» **STATED GOAL**
Write the entries below out again exactly; any picture in them stays out.

» **Data extracted from a collection**
---

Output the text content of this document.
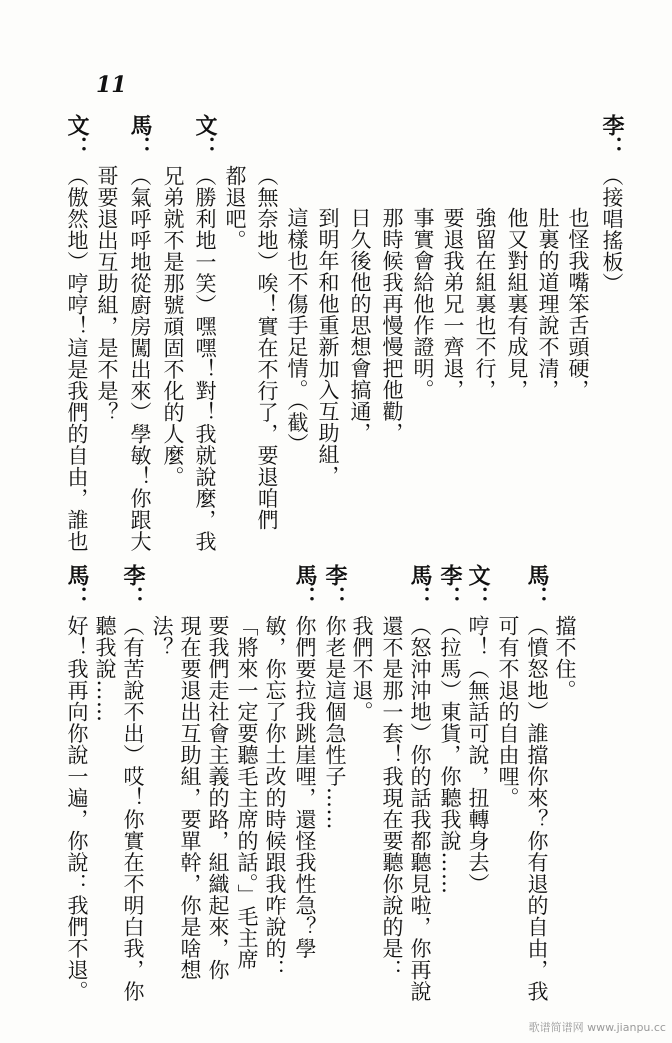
11
李：
（接唱搖板）
也怪我嘴笨舌頭硬，
肚裏的道理說不清，
他又對組裏有成見，
強留在組裏也不行，
要退我弟兄一齊退，
事實會給他作證明。
那時候我再慢慢把他勸，
日久後他的思想會搞通，
到明年和他重新加入互助組，
這樣也不傷手足情。（截）
（無奈地）唉！實在不行了，要退咱們
都退吧。
文：
（勝利地一笑）嘿嘿！對！我就說麼，我
兄弟就不是那號頑固不化的人麼。
馬：
（氣呼呼地從廚房闖出來）學敏！你跟大
哥要退出互助組，是不是？
文：
（傲然地）哼哼！這是我們的自由，誰也
擋不住。
馬：
（憤怒地）誰擋你來？你有退的自由，我
可有不退的自由哩。
文：
哼！（無話可說，扭轉身去）
李：
（拉馬）東貨，你聽我說……
馬：
（怒沖沖地）你的話我都聽見啦，你再說
還不是那一套！我現在要聽你說的是：
我們不退。
李：
你老是這個急性子……
馬：
你們要拉我跳崖哩，還怪我性急？學
敏，你忘了你土改的時候跟我咋說的：
「將來一定要聽毛主席的話。」毛主席
要我們走社會主義的路，組織起來，你
現在要退出互助組，要單幹，你是啥想
法？
李：
（有苦說不出）哎！你實在不明白我，你
聽我說……
馬：
好！我再向你說一遍，你說：我們不退。
歌谱简谱网 www.jianpu.cc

---

» **EXERCISE RESULT**
Output the text content of this document.
11
李：
（接唱搖板）
也怪我嘴笨舌頭硬，
肚裏的道理說不清，
他又對組裏有成見，
強留在組裏也不行，
要退我弟兄一齊退，
事實會給他作證明。
那時候我再慢慢把他勸，
日久後他的思想會搞通，
到明年和他重新加入互助組，
這樣也不傷手足情。（截）
（無奈地）唉！實在不行了，要退咱們
都退吧。
文：
（勝利地一笑）嘿嘿！對！我就說麼，我
兄弟就不是那號頑固不化的人麼。
馬：
（氣呼呼地從廚房闖出來）學敏！你跟大
哥要退出互助組，是不是？
文：
（傲然地）哼哼！這是我們的自由，誰也
擋不住。
馬：
（憤怒地）誰擋你來？你有退的自由，我
可有不退的自由哩。
文：
哼！（無話可說，扭轉身去）
李：
（拉馬）東貨，你聽我說……
馬：
（怒沖沖地）你的話我都聽見啦，你再說
還不是那一套！我現在要聽你說的是：
我們不退。
李：
你老是這個急性子……
馬：
你們要拉我跳崖哩，還怪我性急？學
敏，你忘了你土改的時候跟我咋說的：
「將來一定要聽毛主席的話。」毛主席
要我們走社會主義的路，組織起來，你
現在要退出互助組，要單幹，你是啥想
法？
李：
（有苦說不出）哎！你實在不明白我，你
聽我說……
馬：
好！我再向你說一遍，你說：我們不退。
歌谱简谱网 www.jianpu.cc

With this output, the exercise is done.